GIVEN EXERCISE: Return the whole listing exactly as it stands.

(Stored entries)
------

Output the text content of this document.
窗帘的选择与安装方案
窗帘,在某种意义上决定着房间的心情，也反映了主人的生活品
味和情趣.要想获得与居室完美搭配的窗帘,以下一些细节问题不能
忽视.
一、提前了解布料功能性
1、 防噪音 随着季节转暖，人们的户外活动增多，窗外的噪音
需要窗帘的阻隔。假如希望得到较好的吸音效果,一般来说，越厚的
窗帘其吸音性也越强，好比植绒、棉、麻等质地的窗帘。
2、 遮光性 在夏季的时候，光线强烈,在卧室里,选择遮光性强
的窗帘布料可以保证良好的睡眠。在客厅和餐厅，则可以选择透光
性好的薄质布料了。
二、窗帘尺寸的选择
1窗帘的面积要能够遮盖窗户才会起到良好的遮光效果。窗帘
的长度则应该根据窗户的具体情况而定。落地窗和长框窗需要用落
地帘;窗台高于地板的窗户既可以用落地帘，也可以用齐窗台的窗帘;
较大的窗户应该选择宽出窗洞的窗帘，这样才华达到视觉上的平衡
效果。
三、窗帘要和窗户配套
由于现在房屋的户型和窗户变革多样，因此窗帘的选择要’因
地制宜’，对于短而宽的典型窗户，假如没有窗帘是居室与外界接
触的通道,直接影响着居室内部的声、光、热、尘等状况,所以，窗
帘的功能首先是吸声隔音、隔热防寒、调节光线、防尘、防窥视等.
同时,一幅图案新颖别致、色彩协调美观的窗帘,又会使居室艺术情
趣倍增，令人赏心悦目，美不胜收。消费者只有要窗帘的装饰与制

------

ANSWER BELOW:
Output the text content of this document.
窗帘的选择与安装方案
窗帘,在某种意义上决定着房间的心情，也反映了主人的生活品
味和情趣.要想获得与居室完美搭配的窗帘,以下一些细节问题不能
忽视.
一、提前了解布料功能性
1、 防噪音 随着季节转暖，人们的户外活动增多，窗外的噪音
需要窗帘的阻隔。假如希望得到较好的吸音效果,一般来说，越厚的
窗帘其吸音性也越强，好比植绒、棉、麻等质地的窗帘。
2、 遮光性 在夏季的时候，光线强烈,在卧室里,选择遮光性强
的窗帘布料可以保证良好的睡眠。在客厅和餐厅，则可以选择透光
性好的薄质布料了。
二、窗帘尺寸的选择
1窗帘的面积要能够遮盖窗户才会起到良好的遮光效果。窗帘
的长度则应该根据窗户的具体情况而定。落地窗和长框窗需要用落
地帘;窗台高于地板的窗户既可以用落地帘，也可以用齐窗台的窗帘;
较大的窗户应该选择宽出窗洞的窗帘，这样才华达到视觉上的平衡
效果。
三、窗帘要和窗户配套
由于现在房屋的户型和窗户变革多样，因此窗帘的选择要’因
地制宜’，对于短而宽的典型窗户，假如没有窗帘是居室与外界接
触的通道,直接影响着居室内部的声、光、热、尘等状况,所以，窗
帘的功能首先是吸声隔音、隔热防寒、调节光线、防尘、防窥视等.
同时,一幅图案新颖别致、色彩协调美观的窗帘,又会使居室艺术情
趣倍增，令人赏心悦目，美不胜收。消费者只有要窗帘的装饰与制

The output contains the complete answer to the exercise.